» **What is needed**:
Without changing a character, return the entries, but not the images they hold.

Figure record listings
****

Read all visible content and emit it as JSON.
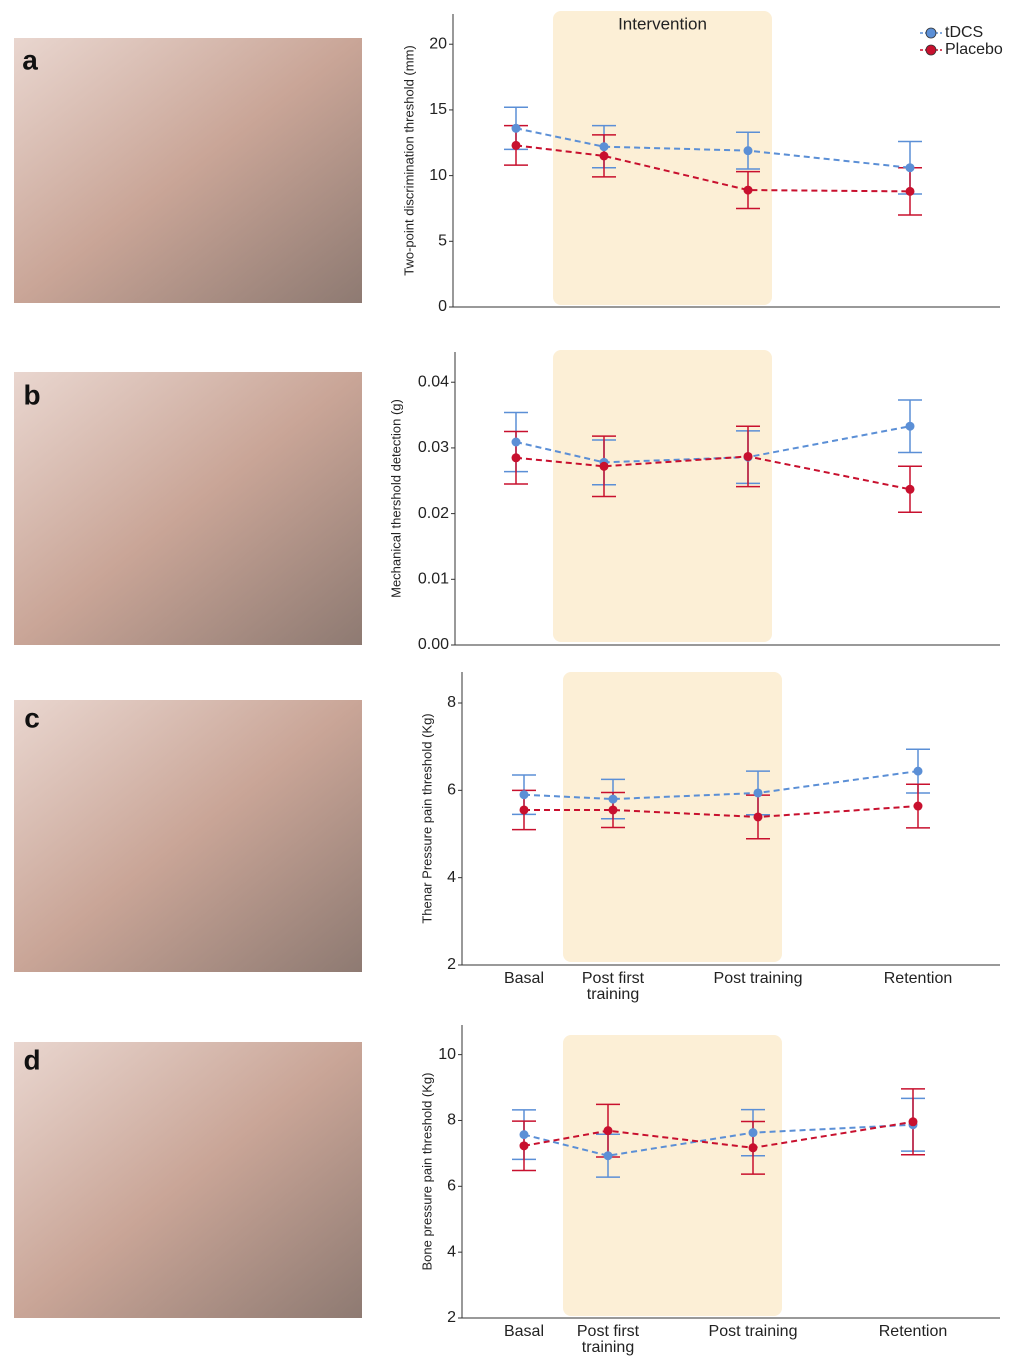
{
  "chart_data": [
    {
      "type": "line",
      "panel_label": "a",
      "annotation": "Intervention",
      "legend": "top-right",
      "y_label": "Two-point discrimination threshold (mm)",
      "categories": [
        null,
        null,
        null,
        null
      ],
      "ylim": [
        0,
        22.3
      ],
      "yticks": [
        0,
        5,
        10,
        15,
        20
      ],
      "series": [
        {
          "name": "tDCS",
          "color": "#5b8fd6",
          "values": [
            13.6,
            12.2,
            11.9,
            10.6
          ],
          "errors": [
            1.6,
            1.6,
            1.4,
            2.0
          ]
        },
        {
          "name": "Placebo",
          "color": "#c8102e",
          "values": [
            12.3,
            11.5,
            8.9,
            8.8
          ],
          "errors": [
            1.5,
            1.6,
            1.4,
            1.8
          ]
        }
      ]
    },
    {
      "type": "line",
      "panel_label": "b",
      "legend": null,
      "y_label": "Mechanical thershold detection (g)",
      "categories": [
        null,
        null,
        null,
        null
      ],
      "ylim": [
        0,
        0.0446
      ],
      "yticks": [
        {
          "value": 0,
          "label": "0.00"
        },
        {
          "value": 0.01,
          "label": "0.01"
        },
        {
          "value": 0.02,
          "label": "0.02"
        },
        {
          "value": 0.03,
          "label": "0.03"
        },
        {
          "value": 0.04,
          "label": "0.04"
        }
      ],
      "series": [
        {
          "name": "tDCS",
          "color": "#5b8fd6",
          "values": [
            0.0309,
            0.0278,
            0.0286,
            0.0333
          ],
          "errors": [
            0.0045,
            0.0034,
            0.004,
            0.004
          ]
        },
        {
          "name": "Placebo",
          "color": "#c8102e",
          "values": [
            0.0285,
            0.0272,
            0.0287,
            0.0237
          ],
          "errors": [
            0.004,
            0.0046,
            0.0046,
            0.0035
          ]
        }
      ]
    },
    {
      "type": "line",
      "panel_label": "c",
      "legend": null,
      "y_label": "Thenar Pressure pain threshold (Kg)",
      "categories": [
        "Basal",
        "Post first training",
        "Post training",
        "Retention"
      ],
      "ylim": [
        2,
        8.71
      ],
      "yticks": [
        2,
        4,
        6,
        8
      ],
      "series": [
        {
          "name": "tDCS",
          "color": "#5b8fd6",
          "values": [
            5.9,
            5.8,
            5.94,
            6.44
          ],
          "errors": [
            0.45,
            0.45,
            0.5,
            0.5
          ]
        },
        {
          "name": "Placebo",
          "color": "#c8102e",
          "values": [
            5.55,
            5.55,
            5.39,
            5.64
          ],
          "errors": [
            0.45,
            0.4,
            0.5,
            0.5
          ]
        }
      ]
    },
    {
      "type": "line",
      "panel_label": "d",
      "legend": null,
      "y_label": "Bone pressure pain threshold (Kg)",
      "categories": [
        "Basal",
        "Post first training",
        "Post training",
        "Retention"
      ],
      "ylim": [
        2,
        10.9
      ],
      "yticks": [
        2,
        4,
        6,
        8,
        10
      ],
      "series": [
        {
          "name": "tDCS",
          "color": "#5b8fd6",
          "values": [
            7.57,
            6.93,
            7.63,
            7.87
          ],
          "errors": [
            0.75,
            0.65,
            0.7,
            0.8
          ]
        },
        {
          "name": "Placebo",
          "color": "#c8102e",
          "values": [
            7.23,
            7.69,
            7.17,
            7.96
          ],
          "errors": [
            0.75,
            0.8,
            0.8,
            1.0
          ]
        }
      ]
    }
  ]
}
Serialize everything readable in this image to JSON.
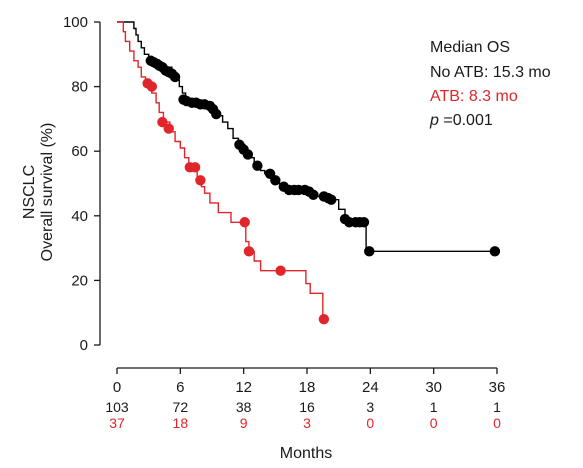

****

» **Solution to this task**:
Read all visible content and emit it as JSON.
{
  "chart_data": [
    {
      "type": "line",
      "panel_label": "a",
      "annotation": "Intervention",
      "legend": "top-right",
      "y_label": "Two-point discrimination threshold (mm)",
      "categories": [
        null,
        null,
        null,
        null
      ],
      "ylim": [
        0,
        22.3
      ],
      "yticks": [
        0,
        5,
        10,
        15,
        20
      ],
      "series": [
        {
          "name": "tDCS",
          "color": "#5b8fd6",
          "values": [
            13.6,
            12.2,
            11.9,
            10.6
          ],
          "errors": [
            1.6,
            1.6,
            1.4,
            2.0
          ]
        },
        {
          "name": "Placebo",
          "color": "#c8102e",
          "values": [
            12.3,
            11.5,
            8.9,
            8.8
          ],
          "errors": [
            1.5,
            1.6,
            1.4,
            1.8
          ]
        }
      ]
    },
    {
      "type": "line",
      "panel_label": "b",
      "legend": null,
      "y_label": "Mechanical thershold detection (g)",
      "categories": [
        null,
        null,
        null,
        null
      ],
      "ylim": [
        0,
        0.0446
      ],
      "yticks": [
        {
          "value": 0,
          "label": "0.00"
        },
        {
          "value": 0.01,
          "label": "0.01"
        },
        {
          "value": 0.02,
          "label": "0.02"
        },
        {
          "value": 0.03,
          "label": "0.03"
        },
        {
          "value": 0.04,
          "label": "0.04"
        }
      ],
      "series": [
        {
          "name": "tDCS",
          "color": "#5b8fd6",
          "values": [
            0.0309,
            0.0278,
            0.0286,
            0.0333
          ],
          "errors": [
            0.0045,
            0.0034,
            0.004,
            0.004
          ]
        },
        {
          "name": "Placebo",
          "color": "#c8102e",
          "values": [
            0.0285,
            0.0272,
            0.0287,
            0.0237
          ],
          "errors": [
            0.004,
            0.0046,
            0.0046,
            0.0035
          ]
        }
      ]
    },
    {
      "type": "line",
      "panel_label": "c",
      "legend": null,
      "y_label": "Thenar Pressure pain threshold (Kg)",
      "categories": [
        "Basal",
        "Post first training",
        "Post training",
        "Retention"
      ],
      "ylim": [
        2,
        8.71
      ],
      "yticks": [
        2,
        4,
        6,
        8
      ],
      "series": [
        {
          "name": "tDCS",
          "color": "#5b8fd6",
          "values": [
            5.9,
            5.8,
            5.94,
            6.44
          ],
          "errors": [
            0.45,
            0.45,
            0.5,
            0.5
          ]
        },
        {
          "name": "Placebo",
          "color": "#c8102e",
          "values": [
            5.55,
            5.55,
            5.39,
            5.64
          ],
          "errors": [
            0.45,
            0.4,
            0.5,
            0.5
          ]
        }
      ]
    },
    {
      "type": "line",
      "panel_label": "d",
      "legend": null,
      "y_label": "Bone pressure pain threshold (Kg)",
      "categories": [
        "Basal",
        "Post first training",
        "Post training",
        "Retention"
      ],
      "ylim": [
        2,
        10.9
      ],
      "yticks": [
        2,
        4,
        6,
        8,
        10
      ],
      "series": [
        {
          "name": "tDCS",
          "color": "#5b8fd6",
          "values": [
            7.57,
            6.93,
            7.63,
            7.87
          ],
          "errors": [
            0.75,
            0.65,
            0.7,
            0.8
          ]
        },
        {
          "name": "Placebo",
          "color": "#c8102e",
          "values": [
            7.23,
            7.69,
            7.17,
            7.96
          ],
          "errors": [
            0.75,
            0.8,
            0.8,
            1.0
          ]
        }
      ]
    }
  ]
}
Serialize everything readable in this image to JSON.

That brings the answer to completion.